Exercise details: Find every line with "Fertility" in it, then report how many there are and nothing more.

::: Material provided

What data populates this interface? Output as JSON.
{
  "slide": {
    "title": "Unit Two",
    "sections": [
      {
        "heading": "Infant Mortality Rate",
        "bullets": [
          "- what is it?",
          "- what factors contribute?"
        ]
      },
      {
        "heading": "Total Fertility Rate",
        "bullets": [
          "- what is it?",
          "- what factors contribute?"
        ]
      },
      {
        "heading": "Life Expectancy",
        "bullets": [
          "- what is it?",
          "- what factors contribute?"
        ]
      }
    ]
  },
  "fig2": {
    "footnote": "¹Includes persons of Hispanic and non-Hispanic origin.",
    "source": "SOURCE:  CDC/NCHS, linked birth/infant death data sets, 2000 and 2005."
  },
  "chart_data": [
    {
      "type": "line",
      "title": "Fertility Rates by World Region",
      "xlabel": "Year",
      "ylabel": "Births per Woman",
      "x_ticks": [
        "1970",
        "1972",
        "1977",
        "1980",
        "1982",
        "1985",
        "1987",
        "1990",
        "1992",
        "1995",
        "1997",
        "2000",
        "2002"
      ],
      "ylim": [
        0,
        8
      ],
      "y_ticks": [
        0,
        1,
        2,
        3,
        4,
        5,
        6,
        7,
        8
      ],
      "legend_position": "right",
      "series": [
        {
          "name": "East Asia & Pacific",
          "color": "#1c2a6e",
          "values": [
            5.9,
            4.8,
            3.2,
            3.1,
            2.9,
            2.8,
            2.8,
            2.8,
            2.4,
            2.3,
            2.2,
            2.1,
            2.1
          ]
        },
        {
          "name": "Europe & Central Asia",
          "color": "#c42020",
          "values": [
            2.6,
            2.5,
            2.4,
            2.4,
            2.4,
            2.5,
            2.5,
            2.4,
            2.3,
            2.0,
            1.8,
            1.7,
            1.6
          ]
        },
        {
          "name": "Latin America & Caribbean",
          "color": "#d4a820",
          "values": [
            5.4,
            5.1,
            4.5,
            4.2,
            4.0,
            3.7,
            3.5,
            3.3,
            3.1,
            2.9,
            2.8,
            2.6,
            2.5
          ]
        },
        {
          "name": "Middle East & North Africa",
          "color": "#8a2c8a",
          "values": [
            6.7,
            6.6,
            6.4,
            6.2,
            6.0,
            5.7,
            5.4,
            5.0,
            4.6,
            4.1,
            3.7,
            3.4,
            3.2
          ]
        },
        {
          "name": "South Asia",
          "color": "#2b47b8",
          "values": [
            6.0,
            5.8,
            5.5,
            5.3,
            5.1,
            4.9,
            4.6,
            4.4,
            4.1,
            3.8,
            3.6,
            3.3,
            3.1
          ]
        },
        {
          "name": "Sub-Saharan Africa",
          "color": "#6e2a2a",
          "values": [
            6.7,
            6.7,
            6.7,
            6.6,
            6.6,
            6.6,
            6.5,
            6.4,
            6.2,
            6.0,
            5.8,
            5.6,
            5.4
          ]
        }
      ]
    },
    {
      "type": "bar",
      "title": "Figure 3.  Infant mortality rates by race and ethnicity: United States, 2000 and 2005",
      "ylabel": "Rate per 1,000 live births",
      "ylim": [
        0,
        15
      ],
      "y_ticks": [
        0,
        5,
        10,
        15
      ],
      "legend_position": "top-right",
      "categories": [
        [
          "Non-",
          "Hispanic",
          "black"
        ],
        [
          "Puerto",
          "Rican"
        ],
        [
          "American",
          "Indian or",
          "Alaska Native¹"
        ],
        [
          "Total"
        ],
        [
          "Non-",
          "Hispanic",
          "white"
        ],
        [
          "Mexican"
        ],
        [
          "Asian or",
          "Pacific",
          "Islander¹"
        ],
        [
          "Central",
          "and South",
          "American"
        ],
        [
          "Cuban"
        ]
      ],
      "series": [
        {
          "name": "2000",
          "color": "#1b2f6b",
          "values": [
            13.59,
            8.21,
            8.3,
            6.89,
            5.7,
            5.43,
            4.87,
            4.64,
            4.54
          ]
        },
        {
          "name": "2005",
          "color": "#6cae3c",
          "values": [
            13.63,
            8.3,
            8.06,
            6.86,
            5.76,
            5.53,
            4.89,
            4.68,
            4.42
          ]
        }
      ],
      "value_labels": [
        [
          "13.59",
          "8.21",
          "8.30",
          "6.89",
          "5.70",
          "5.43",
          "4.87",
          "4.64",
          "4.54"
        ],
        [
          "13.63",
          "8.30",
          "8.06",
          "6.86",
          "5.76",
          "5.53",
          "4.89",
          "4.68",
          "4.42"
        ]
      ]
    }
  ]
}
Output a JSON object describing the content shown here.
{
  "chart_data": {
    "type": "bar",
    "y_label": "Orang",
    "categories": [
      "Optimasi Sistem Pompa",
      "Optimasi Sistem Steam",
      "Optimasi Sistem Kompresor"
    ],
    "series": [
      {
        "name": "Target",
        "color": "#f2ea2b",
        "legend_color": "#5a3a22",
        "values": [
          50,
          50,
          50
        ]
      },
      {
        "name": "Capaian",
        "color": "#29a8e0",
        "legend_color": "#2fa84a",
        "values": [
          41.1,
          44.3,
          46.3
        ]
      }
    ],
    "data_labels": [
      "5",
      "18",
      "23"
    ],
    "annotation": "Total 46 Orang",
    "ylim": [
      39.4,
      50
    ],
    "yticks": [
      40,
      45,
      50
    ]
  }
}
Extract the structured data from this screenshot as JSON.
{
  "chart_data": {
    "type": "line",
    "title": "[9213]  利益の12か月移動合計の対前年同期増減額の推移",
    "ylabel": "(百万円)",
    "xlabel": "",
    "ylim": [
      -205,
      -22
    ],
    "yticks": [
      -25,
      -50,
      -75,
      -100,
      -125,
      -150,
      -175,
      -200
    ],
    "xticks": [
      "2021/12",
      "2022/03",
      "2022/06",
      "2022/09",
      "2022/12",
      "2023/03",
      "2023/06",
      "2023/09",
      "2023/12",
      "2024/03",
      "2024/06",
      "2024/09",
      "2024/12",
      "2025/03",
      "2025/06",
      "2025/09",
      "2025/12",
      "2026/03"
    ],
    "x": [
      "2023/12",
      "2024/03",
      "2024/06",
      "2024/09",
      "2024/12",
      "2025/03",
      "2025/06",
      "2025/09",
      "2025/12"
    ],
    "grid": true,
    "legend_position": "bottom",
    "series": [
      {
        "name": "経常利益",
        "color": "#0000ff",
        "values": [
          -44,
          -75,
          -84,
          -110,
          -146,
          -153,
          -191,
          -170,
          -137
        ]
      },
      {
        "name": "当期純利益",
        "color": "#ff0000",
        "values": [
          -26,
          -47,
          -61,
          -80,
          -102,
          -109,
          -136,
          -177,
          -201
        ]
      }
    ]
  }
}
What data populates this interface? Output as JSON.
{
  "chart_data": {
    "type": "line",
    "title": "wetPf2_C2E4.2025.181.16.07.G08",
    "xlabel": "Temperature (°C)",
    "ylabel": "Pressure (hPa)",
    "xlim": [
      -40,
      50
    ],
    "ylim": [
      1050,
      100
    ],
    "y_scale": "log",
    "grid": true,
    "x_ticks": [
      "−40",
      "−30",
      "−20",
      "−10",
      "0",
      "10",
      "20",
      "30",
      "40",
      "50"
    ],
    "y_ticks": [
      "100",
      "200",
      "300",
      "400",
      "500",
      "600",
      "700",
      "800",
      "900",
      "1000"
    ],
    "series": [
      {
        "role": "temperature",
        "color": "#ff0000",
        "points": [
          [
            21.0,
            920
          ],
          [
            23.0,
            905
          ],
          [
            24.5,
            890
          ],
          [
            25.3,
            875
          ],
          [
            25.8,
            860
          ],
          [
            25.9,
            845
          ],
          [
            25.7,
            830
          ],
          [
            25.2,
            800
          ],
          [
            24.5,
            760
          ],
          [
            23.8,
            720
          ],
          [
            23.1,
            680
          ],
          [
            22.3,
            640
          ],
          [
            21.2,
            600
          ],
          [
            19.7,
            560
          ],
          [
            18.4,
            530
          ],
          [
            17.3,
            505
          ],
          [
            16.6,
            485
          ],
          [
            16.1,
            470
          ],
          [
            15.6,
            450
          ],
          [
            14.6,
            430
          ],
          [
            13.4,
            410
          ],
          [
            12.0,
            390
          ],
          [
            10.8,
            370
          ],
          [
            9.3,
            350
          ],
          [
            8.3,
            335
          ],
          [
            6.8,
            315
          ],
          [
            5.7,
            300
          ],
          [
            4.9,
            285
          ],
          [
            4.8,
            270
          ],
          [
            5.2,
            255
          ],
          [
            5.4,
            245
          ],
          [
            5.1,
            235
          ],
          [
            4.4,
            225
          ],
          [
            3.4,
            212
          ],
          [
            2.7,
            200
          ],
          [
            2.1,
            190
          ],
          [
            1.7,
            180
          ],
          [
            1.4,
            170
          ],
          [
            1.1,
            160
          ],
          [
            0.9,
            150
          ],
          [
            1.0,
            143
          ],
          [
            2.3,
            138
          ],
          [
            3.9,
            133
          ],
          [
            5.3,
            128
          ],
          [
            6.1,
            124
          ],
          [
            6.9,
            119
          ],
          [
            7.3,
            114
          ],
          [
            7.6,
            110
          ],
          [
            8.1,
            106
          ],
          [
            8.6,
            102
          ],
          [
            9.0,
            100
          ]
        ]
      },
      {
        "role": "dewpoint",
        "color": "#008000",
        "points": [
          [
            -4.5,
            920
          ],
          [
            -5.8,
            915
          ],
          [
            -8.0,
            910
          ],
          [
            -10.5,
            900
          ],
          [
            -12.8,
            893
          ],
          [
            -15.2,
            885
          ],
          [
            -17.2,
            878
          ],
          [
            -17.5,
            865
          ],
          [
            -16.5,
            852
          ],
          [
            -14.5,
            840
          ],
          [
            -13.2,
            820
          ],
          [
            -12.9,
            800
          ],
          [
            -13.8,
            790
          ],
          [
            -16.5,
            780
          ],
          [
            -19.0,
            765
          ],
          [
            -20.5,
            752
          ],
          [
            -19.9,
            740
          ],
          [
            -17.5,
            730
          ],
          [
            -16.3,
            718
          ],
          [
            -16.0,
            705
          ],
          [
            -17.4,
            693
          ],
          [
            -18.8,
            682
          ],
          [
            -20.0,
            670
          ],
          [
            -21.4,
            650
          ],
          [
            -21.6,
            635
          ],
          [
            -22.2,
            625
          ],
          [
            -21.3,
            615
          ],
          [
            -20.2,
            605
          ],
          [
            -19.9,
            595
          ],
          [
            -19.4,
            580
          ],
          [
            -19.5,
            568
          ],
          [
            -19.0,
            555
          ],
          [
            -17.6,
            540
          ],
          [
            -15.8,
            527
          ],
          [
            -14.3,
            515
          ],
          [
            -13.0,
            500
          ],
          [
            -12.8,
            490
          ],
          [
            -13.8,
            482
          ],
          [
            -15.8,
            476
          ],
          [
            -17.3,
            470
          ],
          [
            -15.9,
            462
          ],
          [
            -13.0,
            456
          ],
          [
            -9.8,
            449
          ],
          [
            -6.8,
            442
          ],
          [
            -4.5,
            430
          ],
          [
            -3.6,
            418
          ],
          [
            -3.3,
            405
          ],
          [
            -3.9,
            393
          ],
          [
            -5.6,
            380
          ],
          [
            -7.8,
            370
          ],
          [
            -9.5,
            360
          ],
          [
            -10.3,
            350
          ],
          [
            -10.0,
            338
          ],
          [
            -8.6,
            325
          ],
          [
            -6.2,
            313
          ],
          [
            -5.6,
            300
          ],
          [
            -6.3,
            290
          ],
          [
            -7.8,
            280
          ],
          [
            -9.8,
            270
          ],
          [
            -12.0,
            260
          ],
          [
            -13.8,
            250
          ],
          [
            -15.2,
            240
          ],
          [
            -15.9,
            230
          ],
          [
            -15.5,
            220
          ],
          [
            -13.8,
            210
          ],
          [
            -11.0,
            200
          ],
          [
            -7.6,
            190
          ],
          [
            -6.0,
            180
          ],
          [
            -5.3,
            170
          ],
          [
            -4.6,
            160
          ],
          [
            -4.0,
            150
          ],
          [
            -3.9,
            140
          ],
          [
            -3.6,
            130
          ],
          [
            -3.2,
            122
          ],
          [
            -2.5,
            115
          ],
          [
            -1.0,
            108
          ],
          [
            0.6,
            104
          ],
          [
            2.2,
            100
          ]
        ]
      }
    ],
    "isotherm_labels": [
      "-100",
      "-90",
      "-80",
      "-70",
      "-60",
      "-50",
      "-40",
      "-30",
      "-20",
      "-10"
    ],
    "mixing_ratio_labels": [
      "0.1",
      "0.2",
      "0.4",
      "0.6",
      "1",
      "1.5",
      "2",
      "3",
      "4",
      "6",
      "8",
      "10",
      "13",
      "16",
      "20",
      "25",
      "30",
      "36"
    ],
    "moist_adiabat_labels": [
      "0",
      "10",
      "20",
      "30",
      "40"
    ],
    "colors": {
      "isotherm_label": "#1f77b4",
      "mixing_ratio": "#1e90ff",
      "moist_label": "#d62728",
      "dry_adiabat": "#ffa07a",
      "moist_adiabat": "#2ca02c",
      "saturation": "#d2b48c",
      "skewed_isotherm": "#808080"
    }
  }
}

::::::

Result for this task: 2